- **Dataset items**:
##########
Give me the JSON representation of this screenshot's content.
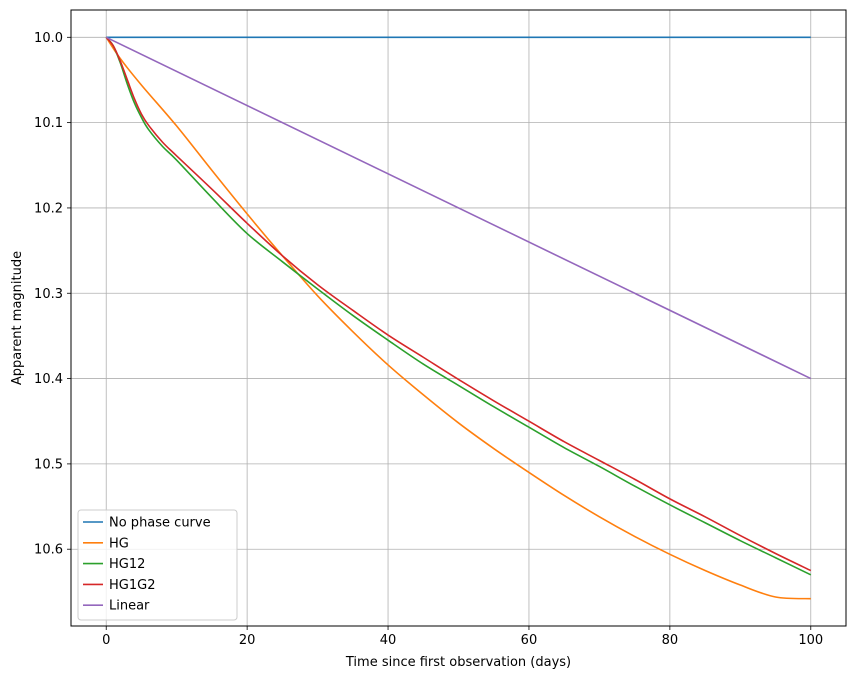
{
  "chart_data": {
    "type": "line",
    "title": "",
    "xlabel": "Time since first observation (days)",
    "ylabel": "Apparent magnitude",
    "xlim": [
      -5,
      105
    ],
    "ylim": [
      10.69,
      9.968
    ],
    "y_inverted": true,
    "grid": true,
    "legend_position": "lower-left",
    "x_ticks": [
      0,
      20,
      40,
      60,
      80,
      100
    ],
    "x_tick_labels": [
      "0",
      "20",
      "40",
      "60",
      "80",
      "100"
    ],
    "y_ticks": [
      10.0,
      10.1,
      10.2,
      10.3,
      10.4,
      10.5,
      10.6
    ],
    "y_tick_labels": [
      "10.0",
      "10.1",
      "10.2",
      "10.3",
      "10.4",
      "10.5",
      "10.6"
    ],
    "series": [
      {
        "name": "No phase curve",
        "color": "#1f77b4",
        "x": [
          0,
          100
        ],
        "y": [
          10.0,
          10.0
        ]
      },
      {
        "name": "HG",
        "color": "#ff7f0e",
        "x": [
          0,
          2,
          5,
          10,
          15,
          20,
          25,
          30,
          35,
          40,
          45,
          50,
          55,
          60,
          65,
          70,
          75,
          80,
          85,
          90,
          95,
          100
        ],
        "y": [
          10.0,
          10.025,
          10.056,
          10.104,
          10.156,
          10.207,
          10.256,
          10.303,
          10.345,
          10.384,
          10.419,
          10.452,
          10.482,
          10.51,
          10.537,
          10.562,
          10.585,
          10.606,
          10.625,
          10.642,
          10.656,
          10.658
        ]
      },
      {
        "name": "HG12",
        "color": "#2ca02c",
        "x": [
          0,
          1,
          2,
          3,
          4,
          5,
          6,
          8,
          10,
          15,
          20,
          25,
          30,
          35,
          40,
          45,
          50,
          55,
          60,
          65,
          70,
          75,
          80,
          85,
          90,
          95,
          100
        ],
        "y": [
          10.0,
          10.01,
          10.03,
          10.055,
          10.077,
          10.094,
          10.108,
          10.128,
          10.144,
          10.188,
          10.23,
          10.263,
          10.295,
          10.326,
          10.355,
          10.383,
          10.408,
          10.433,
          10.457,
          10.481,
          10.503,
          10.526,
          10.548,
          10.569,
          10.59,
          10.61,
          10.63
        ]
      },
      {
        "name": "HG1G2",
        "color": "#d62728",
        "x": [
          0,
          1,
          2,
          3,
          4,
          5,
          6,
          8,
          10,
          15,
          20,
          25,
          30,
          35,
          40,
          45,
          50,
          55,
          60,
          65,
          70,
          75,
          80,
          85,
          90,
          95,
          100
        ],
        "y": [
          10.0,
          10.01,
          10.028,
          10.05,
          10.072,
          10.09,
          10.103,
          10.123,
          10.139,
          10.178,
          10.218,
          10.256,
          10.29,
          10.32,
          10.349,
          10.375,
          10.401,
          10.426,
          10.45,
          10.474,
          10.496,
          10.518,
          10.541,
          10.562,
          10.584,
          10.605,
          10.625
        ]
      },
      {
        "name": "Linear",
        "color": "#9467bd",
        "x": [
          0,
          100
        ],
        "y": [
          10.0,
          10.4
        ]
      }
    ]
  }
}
##########
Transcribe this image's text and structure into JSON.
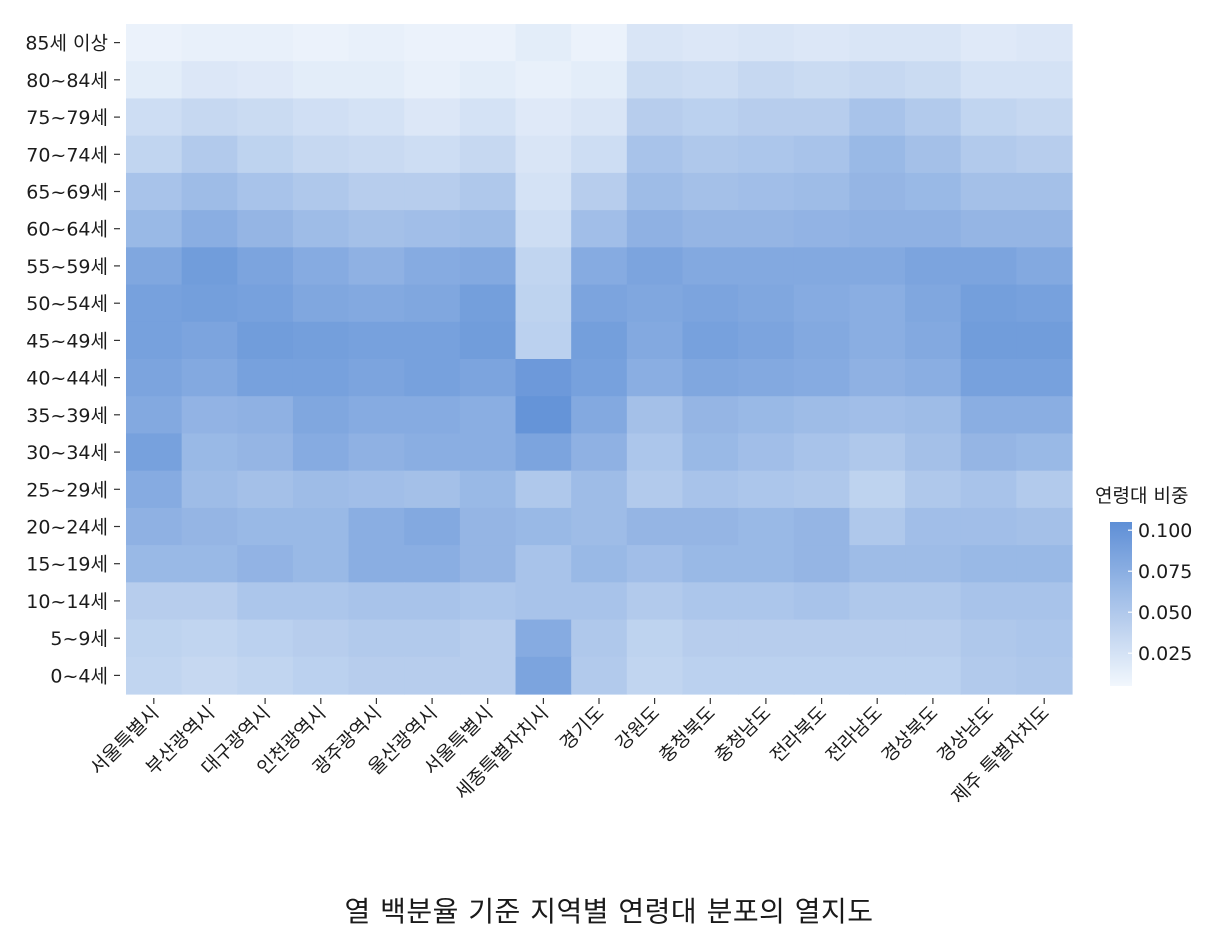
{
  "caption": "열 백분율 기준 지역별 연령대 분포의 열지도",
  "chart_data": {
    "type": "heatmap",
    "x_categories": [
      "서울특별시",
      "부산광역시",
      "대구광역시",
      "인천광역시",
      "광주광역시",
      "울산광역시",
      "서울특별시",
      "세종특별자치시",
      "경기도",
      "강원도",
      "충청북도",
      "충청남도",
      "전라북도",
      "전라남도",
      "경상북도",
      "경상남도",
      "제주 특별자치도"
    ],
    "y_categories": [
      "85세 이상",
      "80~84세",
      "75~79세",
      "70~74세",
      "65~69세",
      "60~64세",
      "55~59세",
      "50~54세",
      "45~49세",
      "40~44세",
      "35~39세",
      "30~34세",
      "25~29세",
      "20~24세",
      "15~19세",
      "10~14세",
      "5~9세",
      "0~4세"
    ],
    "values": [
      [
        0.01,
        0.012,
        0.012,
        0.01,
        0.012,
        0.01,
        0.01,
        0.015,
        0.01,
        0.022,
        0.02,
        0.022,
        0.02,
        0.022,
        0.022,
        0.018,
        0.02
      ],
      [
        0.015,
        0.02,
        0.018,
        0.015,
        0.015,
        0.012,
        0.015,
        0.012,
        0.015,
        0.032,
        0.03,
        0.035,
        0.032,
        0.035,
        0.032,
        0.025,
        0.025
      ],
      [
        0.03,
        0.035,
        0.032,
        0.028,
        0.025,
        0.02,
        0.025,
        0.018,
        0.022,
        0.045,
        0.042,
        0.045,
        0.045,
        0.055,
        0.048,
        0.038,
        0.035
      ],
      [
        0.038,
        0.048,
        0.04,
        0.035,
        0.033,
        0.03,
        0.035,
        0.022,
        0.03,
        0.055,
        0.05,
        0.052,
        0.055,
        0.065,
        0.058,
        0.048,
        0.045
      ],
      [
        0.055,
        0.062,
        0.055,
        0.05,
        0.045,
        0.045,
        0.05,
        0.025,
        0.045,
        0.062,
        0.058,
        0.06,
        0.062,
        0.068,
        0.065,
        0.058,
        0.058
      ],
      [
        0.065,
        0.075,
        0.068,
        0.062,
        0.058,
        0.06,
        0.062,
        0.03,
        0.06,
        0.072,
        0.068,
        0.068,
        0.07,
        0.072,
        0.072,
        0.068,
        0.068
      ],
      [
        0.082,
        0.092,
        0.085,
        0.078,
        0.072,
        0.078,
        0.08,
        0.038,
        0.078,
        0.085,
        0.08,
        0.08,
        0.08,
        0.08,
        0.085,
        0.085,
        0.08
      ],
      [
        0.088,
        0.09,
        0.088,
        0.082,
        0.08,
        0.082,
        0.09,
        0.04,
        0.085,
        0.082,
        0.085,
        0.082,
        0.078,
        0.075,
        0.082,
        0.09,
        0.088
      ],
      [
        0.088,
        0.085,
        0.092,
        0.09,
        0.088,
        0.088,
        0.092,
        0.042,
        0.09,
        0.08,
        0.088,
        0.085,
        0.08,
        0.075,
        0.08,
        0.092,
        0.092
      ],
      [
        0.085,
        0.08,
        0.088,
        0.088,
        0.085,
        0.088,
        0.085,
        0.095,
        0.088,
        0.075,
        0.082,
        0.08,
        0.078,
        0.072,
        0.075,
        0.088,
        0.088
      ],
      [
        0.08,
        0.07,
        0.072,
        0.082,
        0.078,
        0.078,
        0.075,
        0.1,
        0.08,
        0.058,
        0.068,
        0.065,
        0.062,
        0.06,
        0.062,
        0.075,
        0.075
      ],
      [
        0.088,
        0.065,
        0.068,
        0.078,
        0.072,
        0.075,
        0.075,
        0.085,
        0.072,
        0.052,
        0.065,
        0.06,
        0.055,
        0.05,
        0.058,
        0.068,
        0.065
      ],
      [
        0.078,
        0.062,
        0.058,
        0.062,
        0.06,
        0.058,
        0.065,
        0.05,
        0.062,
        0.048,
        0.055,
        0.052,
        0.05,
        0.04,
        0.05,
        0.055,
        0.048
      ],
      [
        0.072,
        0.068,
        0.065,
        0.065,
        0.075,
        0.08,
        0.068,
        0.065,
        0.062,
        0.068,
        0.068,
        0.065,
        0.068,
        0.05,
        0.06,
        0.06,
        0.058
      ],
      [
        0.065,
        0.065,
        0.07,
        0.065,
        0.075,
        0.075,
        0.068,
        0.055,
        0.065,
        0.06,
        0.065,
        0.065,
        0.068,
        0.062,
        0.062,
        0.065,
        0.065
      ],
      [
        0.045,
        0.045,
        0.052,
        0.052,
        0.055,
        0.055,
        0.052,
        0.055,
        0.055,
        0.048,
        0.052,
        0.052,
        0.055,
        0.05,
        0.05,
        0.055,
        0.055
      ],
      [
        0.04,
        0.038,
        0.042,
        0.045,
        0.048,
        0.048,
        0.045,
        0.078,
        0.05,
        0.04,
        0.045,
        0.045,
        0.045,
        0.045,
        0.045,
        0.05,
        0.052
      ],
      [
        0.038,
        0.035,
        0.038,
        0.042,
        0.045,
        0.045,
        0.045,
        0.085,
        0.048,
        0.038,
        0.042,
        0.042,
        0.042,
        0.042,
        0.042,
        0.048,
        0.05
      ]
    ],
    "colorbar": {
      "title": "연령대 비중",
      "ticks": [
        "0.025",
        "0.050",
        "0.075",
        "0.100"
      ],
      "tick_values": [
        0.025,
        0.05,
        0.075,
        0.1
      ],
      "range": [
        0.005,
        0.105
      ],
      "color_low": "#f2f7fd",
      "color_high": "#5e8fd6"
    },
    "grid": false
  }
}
##########
- **Instructions to follow**: Scan the records for the string "this". Copy each line in which it appears.

- **Written solution**:
Give me the JSON representation of this screenshot's content.
Transcribe this image's text and structure into JSON.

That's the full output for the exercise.